# [WHAT THE TASK ASKS]
Repeat the records word for word.

# [Stored data]
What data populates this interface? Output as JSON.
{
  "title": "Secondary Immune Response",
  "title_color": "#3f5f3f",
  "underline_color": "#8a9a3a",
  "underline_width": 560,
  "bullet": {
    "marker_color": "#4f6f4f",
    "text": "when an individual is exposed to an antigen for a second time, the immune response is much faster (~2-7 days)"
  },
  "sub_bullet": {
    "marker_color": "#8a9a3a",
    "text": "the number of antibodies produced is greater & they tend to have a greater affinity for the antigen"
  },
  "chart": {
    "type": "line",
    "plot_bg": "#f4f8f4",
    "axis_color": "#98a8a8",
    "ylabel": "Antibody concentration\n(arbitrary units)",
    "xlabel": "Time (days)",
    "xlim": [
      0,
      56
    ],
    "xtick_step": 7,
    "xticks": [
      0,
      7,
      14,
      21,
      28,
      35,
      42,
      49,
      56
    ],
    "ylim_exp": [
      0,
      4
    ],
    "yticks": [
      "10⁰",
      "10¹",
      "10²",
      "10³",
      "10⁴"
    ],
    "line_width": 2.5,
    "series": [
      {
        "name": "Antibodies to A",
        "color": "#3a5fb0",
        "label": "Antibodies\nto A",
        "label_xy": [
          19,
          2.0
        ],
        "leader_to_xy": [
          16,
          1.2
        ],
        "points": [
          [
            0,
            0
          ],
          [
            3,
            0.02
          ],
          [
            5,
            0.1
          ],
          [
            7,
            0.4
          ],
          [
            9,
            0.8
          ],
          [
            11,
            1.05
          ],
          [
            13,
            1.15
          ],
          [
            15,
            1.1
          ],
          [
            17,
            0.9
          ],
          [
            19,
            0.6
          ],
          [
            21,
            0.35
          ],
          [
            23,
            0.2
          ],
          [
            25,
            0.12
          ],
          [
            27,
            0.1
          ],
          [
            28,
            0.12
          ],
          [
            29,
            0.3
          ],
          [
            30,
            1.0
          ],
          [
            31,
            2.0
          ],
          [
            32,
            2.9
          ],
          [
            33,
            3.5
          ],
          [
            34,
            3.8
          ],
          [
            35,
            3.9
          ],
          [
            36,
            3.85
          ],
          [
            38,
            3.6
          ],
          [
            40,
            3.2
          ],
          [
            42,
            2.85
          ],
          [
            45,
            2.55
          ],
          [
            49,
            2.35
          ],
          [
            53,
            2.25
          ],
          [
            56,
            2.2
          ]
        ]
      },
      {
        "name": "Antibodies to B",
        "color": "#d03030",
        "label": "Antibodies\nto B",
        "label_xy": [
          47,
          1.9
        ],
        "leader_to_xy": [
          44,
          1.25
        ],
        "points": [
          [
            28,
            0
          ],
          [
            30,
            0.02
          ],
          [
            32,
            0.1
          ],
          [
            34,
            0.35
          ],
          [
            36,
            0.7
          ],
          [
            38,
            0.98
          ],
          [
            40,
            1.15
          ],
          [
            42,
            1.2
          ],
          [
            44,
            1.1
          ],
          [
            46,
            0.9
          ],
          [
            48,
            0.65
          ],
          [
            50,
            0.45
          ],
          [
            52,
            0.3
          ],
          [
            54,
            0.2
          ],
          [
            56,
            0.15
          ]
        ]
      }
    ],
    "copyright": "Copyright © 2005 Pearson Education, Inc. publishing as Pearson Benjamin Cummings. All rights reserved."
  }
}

# [RESULT FOR THIS TASK]
What data populates this interface? Output as JSON.
{
  "title": "Secondary Immune Response",
  "title_color": "#3f5f3f",
  "underline_color": "#8a9a3a",
  "underline_width": 560,
  "bullet": {
    "marker_color": "#4f6f4f",
    "text": "when an individual is exposed to an antigen for a second time, the immune response is much faster (~2-7 days)"
  },
  "sub_bullet": {
    "marker_color": "#8a9a3a",
    "text": "the number of antibodies produced is greater & they tend to have a greater affinity for the antigen"
  },
  "chart": {
    "type": "line",
    "plot_bg": "#f4f8f4",
    "axis_color": "#98a8a8",
    "ylabel": "Antibody concentration\n(arbitrary units)",
    "xlabel": "Time (days)",
    "xlim": [
      0,
      56
    ],
    "xtick_step": 7,
    "xticks": [
      0,
      7,
      14,
      21,
      28,
      35,
      42,
      49,
      56
    ],
    "ylim_exp": [
      0,
      4
    ],
    "yticks": [
      "10⁰",
      "10¹",
      "10²",
      "10³",
      "10⁴"
    ],
    "line_width": 2.5,
    "series": [
      {
        "name": "Antibodies to A",
        "color": "#3a5fb0",
        "label": "Antibodies\nto A",
        "label_xy": [
          19,
          2.0
        ],
        "leader_to_xy": [
          16,
          1.2
        ],
        "points": [
          [
            0,
            0
          ],
          [
            3,
            0.02
          ],
          [
            5,
            0.1
          ],
          [
            7,
            0.4
          ],
          [
            9,
            0.8
          ],
          [
            11,
            1.05
          ],
          [
            13,
            1.15
          ],
          [
            15,
            1.1
          ],
          [
            17,
            0.9
          ],
          [
            19,
            0.6
          ],
          [
            21,
            0.35
          ],
          [
            23,
            0.2
          ],
          [
            25,
            0.12
          ],
          [
            27,
            0.1
          ],
          [
            28,
            0.12
          ],
          [
            29,
            0.3
          ],
          [
            30,
            1.0
          ],
          [
            31,
            2.0
          ],
          [
            32,
            2.9
          ],
          [
            33,
            3.5
          ],
          [
            34,
            3.8
          ],
          [
            35,
            3.9
          ],
          [
            36,
            3.85
          ],
          [
            38,
            3.6
          ],
          [
            40,
            3.2
          ],
          [
            42,
            2.85
          ],
          [
            45,
            2.55
          ],
          [
            49,
            2.35
          ],
          [
            53,
            2.25
          ],
          [
            56,
            2.2
          ]
        ]
      },
      {
        "name": "Antibodies to B",
        "color": "#d03030",
        "label": "Antibodies\nto B",
        "label_xy": [
          47,
          1.9
        ],
        "leader_to_xy": [
          44,
          1.25
        ],
        "points": [
          [
            28,
            0
          ],
          [
            30,
            0.02
          ],
          [
            32,
            0.1
          ],
          [
            34,
            0.35
          ],
          [
            36,
            0.7
          ],
          [
            38,
            0.98
          ],
          [
            40,
            1.15
          ],
          [
            42,
            1.2
          ],
          [
            44,
            1.1
          ],
          [
            46,
            0.9
          ],
          [
            48,
            0.65
          ],
          [
            50,
            0.45
          ],
          [
            52,
            0.3
          ],
          [
            54,
            0.2
          ],
          [
            56,
            0.15
          ]
        ]
      }
    ],
    "copyright": "Copyright © 2005 Pearson Education, Inc. publishing as Pearson Benjamin Cummings. All rights reserved."
  }
}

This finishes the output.